Exercise: Reproduce these lines exactly as they are given.

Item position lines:
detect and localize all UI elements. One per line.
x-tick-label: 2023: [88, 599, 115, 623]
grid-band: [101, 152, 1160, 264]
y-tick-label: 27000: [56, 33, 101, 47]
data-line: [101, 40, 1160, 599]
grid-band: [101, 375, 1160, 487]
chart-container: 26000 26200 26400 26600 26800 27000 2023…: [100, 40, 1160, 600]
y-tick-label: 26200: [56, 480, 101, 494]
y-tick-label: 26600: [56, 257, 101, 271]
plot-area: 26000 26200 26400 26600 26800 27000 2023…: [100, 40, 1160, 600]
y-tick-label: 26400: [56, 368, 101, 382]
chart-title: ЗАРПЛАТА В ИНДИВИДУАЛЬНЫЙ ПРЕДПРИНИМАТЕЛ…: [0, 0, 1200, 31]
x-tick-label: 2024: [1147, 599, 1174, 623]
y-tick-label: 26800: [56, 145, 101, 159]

Task answer:
detect and localize all UI elements. One per line.
x-tick-label: 2023: [88, 599, 115, 623]
grid-band: [101, 152, 1160, 264]
y-tick-label: 27000: [56, 33, 101, 47]
data-line: [101, 40, 1160, 599]
grid-band: [101, 375, 1160, 487]
chart-container: 26000 26200 26400 26600 26800 27000 2023…: [100, 40, 1160, 600]
y-tick-label: 26200: [56, 480, 101, 494]
y-tick-label: 26600: [56, 257, 101, 271]
plot-area: 26000 26200 26400 26600 26800 27000 2023…: [100, 40, 1160, 600]
y-tick-label: 26400: [56, 368, 101, 382]
chart-title: ЗАРПЛАТА В ИНДИВИДУАЛЬНЫЙ ПРЕДПРИНИМАТЕЛ…: [0, 0, 1200, 31]
x-tick-label: 2024: [1147, 599, 1174, 623]
y-tick-label: 26800: [56, 145, 101, 159]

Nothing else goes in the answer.